WHAT THE TASK ASKS: Repeat the listing in full, exactly as it stands.

RECORDS TO USE:
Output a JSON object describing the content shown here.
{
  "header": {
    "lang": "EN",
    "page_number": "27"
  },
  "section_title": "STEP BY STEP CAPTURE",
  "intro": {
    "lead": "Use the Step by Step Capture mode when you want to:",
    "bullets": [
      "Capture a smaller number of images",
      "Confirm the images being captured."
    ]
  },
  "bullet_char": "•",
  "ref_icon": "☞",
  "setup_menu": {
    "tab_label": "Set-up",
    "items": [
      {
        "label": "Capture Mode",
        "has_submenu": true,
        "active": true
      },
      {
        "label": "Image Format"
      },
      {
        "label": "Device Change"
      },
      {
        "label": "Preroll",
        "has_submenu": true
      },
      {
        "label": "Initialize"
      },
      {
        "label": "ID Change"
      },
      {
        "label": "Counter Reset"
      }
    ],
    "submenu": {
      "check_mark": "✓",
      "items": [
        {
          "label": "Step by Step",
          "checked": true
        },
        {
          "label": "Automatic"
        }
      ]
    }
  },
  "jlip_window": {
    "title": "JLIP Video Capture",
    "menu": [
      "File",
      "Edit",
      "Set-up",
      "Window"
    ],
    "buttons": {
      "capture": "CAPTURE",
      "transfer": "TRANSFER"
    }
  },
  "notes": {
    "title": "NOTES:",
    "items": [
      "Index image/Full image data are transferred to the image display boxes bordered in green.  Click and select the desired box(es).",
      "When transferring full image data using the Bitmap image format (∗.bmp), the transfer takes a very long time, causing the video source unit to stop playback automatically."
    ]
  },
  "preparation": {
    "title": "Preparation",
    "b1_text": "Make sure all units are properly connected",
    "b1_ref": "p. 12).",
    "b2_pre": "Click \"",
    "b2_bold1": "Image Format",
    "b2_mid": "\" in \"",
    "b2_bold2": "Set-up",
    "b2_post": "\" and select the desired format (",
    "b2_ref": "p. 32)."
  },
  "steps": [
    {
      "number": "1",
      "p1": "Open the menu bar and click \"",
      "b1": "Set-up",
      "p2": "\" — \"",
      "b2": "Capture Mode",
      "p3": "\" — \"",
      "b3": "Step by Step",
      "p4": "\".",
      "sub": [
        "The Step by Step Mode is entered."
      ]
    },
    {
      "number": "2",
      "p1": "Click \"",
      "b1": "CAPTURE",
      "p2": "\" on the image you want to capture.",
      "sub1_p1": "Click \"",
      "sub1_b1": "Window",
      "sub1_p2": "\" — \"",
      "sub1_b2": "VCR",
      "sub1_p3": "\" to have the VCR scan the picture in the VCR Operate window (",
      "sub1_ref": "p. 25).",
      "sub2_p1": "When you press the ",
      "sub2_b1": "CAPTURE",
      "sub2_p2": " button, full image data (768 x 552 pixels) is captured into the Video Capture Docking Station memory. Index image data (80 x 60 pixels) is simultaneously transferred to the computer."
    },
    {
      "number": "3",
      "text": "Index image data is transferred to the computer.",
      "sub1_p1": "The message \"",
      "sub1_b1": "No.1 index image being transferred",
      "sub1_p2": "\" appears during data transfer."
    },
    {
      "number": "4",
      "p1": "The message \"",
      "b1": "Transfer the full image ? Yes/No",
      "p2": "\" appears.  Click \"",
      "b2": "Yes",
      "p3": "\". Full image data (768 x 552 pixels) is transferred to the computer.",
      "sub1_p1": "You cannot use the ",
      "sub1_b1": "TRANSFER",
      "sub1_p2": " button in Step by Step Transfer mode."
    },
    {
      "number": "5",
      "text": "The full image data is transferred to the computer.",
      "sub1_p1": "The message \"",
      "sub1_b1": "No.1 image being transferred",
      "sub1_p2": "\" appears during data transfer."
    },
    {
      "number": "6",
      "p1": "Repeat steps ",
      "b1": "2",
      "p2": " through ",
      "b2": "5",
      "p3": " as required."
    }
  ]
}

EXERCISE SOLUTION:
Output a JSON object describing the content shown here.
{
  "header": {
    "lang": "EN",
    "page_number": "27"
  },
  "section_title": "STEP BY STEP CAPTURE",
  "intro": {
    "lead": "Use the Step by Step Capture mode when you want to:",
    "bullets": [
      "Capture a smaller number of images",
      "Confirm the images being captured."
    ]
  },
  "bullet_char": "•",
  "ref_icon": "☞",
  "setup_menu": {
    "tab_label": "Set-up",
    "items": [
      {
        "label": "Capture Mode",
        "has_submenu": true,
        "active": true
      },
      {
        "label": "Image Format"
      },
      {
        "label": "Device Change"
      },
      {
        "label": "Preroll",
        "has_submenu": true
      },
      {
        "label": "Initialize"
      },
      {
        "label": "ID Change"
      },
      {
        "label": "Counter Reset"
      }
    ],
    "submenu": {
      "check_mark": "✓",
      "items": [
        {
          "label": "Step by Step",
          "checked": true
        },
        {
          "label": "Automatic"
        }
      ]
    }
  },
  "jlip_window": {
    "title": "JLIP Video Capture",
    "menu": [
      "File",
      "Edit",
      "Set-up",
      "Window"
    ],
    "buttons": {
      "capture": "CAPTURE",
      "transfer": "TRANSFER"
    }
  },
  "notes": {
    "title": "NOTES:",
    "items": [
      "Index image/Full image data are transferred to the image display boxes bordered in green.  Click and select the desired box(es).",
      "When transferring full image data using the Bitmap image format (∗.bmp), the transfer takes a very long time, causing the video source unit to stop playback automatically."
    ]
  },
  "preparation": {
    "title": "Preparation",
    "b1_text": "Make sure all units are properly connected",
    "b1_ref": "p. 12).",
    "b2_pre": "Click \"",
    "b2_bold1": "Image Format",
    "b2_mid": "\" in \"",
    "b2_bold2": "Set-up",
    "b2_post": "\" and select the desired format (",
    "b2_ref": "p. 32)."
  },
  "steps": [
    {
      "number": "1",
      "p1": "Open the menu bar and click \"",
      "b1": "Set-up",
      "p2": "\" — \"",
      "b2": "Capture Mode",
      "p3": "\" — \"",
      "b3": "Step by Step",
      "p4": "\".",
      "sub": [
        "The Step by Step Mode is entered."
      ]
    },
    {
      "number": "2",
      "p1": "Click \"",
      "b1": "CAPTURE",
      "p2": "\" on the image you want to capture.",
      "sub1_p1": "Click \"",
      "sub1_b1": "Window",
      "sub1_p2": "\" — \"",
      "sub1_b2": "VCR",
      "sub1_p3": "\" to have the VCR scan the picture in the VCR Operate window (",
      "sub1_ref": "p. 25).",
      "sub2_p1": "When you press the ",
      "sub2_b1": "CAPTURE",
      "sub2_p2": " button, full image data (768 x 552 pixels) is captured into the Video Capture Docking Station memory. Index image data (80 x 60 pixels) is simultaneously transferred to the computer."
    },
    {
      "number": "3",
      "text": "Index image data is transferred to the computer.",
      "sub1_p1": "The message \"",
      "sub1_b1": "No.1 index image being transferred",
      "sub1_p2": "\" appears during data transfer."
    },
    {
      "number": "4",
      "p1": "The message \"",
      "b1": "Transfer the full image ? Yes/No",
      "p2": "\" appears.  Click \"",
      "b2": "Yes",
      "p3": "\". Full image data (768 x 552 pixels) is transferred to the computer.",
      "sub1_p1": "You cannot use the ",
      "sub1_b1": "TRANSFER",
      "sub1_p2": " button in Step by Step Transfer mode."
    },
    {
      "number": "5",
      "text": "The full image data is transferred to the computer.",
      "sub1_p1": "The message \"",
      "sub1_b1": "No.1 image being transferred",
      "sub1_p2": "\" appears during data transfer."
    },
    {
      "number": "6",
      "p1": "Repeat steps ",
      "b1": "2",
      "p2": " through ",
      "b2": "5",
      "p3": " as required."
    }
  ]
}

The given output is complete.